══ Material for this exercise
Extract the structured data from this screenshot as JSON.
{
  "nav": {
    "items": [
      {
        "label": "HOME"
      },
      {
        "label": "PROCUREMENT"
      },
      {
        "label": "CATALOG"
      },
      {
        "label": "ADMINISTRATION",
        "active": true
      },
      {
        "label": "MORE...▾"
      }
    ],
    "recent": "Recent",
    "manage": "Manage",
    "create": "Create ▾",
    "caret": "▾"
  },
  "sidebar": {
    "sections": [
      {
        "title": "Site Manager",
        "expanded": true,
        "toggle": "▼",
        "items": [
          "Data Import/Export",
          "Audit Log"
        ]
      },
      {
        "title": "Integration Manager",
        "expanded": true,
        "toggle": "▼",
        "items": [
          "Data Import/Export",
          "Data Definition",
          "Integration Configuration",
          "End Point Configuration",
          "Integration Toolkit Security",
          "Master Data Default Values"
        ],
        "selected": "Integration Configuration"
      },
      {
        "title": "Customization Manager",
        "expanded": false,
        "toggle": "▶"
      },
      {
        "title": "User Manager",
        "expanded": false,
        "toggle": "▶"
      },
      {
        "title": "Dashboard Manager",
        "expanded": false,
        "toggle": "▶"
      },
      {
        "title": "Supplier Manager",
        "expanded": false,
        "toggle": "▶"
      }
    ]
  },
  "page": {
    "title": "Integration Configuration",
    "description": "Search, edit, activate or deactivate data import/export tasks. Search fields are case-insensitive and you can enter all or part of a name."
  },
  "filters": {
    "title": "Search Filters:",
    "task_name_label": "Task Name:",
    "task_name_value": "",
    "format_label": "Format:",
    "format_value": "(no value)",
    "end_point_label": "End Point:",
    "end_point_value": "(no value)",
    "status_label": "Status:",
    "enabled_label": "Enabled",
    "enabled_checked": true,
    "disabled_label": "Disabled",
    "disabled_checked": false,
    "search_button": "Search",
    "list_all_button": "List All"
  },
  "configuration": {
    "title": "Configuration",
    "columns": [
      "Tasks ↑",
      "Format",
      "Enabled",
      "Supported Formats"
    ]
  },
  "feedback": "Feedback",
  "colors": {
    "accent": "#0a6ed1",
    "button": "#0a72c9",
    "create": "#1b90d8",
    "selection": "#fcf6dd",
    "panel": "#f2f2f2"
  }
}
════
**Exercise brief**
Search the listing for the word "Integration" and return each line that holds it.

**Exercise output**
        "title": "Integration Manager",
          "Integration Configuration",
          "Integration Toolkit Security",
        "selected": "Integration Configuration"
    "title": "Integration Configuration",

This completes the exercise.